* [Stored entries]
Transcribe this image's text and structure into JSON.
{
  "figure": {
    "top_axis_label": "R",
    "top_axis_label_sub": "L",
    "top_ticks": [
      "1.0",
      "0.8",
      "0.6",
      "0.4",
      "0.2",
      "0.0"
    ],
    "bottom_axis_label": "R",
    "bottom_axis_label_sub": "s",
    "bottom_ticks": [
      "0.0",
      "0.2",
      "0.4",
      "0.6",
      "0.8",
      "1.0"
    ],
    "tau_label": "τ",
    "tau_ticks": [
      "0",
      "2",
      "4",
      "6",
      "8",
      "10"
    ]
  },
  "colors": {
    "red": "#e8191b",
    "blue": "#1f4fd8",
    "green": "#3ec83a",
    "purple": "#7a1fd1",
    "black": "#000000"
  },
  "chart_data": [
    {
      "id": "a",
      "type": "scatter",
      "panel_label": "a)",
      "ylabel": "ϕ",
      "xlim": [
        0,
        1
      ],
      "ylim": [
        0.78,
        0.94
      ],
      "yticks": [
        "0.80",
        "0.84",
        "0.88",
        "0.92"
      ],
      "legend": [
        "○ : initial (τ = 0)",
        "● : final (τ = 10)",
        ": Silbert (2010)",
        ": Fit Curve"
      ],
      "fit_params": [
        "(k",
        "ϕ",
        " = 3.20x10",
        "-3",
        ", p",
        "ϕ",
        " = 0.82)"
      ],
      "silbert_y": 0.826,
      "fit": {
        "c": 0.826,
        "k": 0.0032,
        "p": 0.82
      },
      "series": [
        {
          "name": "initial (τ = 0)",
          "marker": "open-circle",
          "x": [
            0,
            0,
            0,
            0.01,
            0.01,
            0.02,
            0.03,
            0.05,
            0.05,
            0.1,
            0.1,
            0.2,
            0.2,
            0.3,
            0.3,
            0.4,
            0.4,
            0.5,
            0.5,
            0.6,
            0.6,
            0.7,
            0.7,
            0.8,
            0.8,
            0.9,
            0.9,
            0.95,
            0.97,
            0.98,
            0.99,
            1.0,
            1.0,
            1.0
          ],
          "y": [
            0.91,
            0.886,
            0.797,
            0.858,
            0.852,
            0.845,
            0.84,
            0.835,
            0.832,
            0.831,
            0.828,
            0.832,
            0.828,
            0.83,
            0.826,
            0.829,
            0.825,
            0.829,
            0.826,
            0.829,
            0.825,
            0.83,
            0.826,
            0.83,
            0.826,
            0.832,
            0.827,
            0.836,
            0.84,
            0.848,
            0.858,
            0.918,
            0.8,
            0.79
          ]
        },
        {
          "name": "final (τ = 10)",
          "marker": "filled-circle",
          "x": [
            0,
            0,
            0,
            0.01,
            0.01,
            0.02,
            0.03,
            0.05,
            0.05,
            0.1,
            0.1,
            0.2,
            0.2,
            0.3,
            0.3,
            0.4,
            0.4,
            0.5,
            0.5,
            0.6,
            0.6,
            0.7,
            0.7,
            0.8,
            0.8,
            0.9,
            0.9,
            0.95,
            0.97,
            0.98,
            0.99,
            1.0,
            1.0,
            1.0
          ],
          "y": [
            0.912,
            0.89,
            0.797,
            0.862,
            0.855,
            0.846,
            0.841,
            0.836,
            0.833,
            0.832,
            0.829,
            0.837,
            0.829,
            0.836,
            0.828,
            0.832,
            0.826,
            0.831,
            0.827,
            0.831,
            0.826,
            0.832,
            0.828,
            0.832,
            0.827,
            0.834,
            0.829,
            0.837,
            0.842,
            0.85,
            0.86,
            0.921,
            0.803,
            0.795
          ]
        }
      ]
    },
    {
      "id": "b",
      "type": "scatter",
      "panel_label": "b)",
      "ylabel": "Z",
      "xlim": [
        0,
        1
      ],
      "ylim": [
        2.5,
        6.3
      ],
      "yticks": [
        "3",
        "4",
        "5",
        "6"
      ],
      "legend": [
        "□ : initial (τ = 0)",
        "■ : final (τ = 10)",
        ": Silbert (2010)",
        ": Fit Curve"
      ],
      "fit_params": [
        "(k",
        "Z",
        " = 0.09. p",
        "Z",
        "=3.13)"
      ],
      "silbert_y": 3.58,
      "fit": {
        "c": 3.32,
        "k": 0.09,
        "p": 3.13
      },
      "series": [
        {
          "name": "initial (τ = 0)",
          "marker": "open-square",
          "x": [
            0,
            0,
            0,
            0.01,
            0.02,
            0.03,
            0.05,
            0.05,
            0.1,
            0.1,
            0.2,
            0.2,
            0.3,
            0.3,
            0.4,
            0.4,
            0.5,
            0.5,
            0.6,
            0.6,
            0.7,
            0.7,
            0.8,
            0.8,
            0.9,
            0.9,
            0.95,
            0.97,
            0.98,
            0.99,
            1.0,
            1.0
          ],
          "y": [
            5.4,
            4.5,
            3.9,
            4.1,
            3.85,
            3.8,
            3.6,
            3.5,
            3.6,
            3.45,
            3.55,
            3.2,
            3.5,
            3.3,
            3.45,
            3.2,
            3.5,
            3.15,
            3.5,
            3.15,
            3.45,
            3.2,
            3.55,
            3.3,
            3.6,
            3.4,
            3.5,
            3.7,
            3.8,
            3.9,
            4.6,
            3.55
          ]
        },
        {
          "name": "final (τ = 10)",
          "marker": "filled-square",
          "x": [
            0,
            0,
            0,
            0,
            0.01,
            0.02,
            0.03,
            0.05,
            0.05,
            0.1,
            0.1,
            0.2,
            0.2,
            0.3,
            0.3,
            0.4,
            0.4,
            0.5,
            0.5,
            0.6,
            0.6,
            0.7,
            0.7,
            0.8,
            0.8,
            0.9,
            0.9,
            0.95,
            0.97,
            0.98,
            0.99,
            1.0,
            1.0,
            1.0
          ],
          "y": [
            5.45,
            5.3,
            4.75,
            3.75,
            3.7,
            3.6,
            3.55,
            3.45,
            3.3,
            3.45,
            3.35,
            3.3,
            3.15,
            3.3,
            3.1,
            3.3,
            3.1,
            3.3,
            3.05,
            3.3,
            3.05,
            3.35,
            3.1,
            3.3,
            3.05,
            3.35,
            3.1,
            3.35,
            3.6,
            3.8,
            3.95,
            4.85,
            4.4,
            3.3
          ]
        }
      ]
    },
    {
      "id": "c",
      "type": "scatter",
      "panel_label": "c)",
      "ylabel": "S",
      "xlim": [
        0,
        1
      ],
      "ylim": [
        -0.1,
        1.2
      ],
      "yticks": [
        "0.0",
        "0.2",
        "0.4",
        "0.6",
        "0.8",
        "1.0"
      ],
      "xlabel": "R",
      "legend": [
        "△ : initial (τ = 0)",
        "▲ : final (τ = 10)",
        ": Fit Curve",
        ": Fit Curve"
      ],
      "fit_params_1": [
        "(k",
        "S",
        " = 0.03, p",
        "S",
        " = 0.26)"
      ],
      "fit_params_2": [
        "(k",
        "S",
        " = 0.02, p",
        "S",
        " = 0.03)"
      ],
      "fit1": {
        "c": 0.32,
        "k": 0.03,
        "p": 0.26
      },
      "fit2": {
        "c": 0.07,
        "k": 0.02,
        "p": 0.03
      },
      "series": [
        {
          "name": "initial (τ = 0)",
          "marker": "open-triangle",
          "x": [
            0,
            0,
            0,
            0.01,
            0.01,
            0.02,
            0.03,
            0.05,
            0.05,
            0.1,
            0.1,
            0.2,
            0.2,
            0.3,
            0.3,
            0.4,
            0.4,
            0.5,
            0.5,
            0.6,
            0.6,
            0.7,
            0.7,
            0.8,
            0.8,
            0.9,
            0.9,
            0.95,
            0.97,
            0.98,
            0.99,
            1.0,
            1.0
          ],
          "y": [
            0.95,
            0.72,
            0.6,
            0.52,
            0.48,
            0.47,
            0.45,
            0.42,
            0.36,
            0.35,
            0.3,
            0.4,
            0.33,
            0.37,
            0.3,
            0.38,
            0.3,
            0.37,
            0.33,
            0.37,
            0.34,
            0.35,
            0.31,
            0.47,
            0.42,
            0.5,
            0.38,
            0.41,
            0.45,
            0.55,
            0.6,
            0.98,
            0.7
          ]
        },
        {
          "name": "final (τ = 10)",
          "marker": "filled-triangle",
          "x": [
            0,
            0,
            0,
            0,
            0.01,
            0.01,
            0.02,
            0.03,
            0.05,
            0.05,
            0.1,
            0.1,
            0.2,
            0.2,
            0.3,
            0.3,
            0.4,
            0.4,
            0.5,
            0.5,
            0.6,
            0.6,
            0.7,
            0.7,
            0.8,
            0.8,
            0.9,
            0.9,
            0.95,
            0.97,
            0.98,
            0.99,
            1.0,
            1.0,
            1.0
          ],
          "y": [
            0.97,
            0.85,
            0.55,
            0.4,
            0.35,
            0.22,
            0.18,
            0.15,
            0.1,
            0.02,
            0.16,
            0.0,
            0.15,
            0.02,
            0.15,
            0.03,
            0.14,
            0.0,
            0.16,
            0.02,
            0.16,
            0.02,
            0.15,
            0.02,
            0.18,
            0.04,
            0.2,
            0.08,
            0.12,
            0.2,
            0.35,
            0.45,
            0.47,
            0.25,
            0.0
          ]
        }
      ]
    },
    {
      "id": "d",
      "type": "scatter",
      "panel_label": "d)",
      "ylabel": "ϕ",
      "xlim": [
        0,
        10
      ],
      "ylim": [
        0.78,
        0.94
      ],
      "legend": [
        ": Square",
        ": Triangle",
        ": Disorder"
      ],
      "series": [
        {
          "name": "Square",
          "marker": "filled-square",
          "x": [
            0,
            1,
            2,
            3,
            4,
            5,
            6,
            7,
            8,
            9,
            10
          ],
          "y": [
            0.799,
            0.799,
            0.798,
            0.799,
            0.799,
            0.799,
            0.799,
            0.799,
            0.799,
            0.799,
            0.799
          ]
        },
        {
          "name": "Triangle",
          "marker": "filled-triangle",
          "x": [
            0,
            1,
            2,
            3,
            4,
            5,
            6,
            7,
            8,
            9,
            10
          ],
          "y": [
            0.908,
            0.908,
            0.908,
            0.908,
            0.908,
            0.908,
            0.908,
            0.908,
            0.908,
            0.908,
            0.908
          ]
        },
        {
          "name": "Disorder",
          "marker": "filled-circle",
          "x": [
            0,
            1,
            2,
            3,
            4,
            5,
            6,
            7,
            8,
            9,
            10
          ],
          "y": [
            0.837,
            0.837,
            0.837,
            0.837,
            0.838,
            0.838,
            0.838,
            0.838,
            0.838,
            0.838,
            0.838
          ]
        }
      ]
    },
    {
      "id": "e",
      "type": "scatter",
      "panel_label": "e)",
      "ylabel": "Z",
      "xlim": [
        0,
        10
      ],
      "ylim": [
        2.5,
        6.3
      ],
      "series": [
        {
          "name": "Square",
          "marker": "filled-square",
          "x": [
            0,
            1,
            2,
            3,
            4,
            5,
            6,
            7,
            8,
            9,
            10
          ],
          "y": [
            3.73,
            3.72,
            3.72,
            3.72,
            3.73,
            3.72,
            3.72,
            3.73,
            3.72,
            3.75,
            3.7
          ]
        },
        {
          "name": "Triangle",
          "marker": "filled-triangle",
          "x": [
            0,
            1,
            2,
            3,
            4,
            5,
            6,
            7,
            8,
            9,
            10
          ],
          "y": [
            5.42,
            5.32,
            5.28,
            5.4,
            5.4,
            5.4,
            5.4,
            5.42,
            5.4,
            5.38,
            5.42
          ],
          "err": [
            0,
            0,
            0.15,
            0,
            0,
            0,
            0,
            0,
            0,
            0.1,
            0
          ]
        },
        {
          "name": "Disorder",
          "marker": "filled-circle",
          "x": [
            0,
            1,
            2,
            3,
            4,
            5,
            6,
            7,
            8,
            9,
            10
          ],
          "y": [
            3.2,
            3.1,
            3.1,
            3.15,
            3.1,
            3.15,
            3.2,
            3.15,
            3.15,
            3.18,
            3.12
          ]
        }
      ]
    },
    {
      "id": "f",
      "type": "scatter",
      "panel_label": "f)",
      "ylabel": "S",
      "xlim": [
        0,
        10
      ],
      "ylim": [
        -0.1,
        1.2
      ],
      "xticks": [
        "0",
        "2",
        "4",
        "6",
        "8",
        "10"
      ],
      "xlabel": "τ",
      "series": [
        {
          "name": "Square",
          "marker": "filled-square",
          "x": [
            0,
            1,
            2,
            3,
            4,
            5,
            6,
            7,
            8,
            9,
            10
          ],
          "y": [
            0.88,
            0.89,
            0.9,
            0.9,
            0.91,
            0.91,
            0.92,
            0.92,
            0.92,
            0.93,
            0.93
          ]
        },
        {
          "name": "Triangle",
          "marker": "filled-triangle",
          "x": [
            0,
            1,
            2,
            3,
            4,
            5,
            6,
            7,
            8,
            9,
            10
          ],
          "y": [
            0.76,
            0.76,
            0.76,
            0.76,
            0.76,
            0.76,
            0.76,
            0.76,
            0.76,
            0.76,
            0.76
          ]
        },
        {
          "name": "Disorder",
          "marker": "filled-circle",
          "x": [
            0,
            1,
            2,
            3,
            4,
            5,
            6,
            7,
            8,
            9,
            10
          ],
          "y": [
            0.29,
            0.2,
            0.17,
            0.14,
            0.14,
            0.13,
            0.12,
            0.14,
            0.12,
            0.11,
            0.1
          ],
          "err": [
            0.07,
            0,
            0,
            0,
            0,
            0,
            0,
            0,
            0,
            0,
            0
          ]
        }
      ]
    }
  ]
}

* [Exercise brief] Please list every line of the records that contains "open".

* [Full response]
          "marker": "open-circle",
          "marker": "open-square",
          "marker": "open-triangle",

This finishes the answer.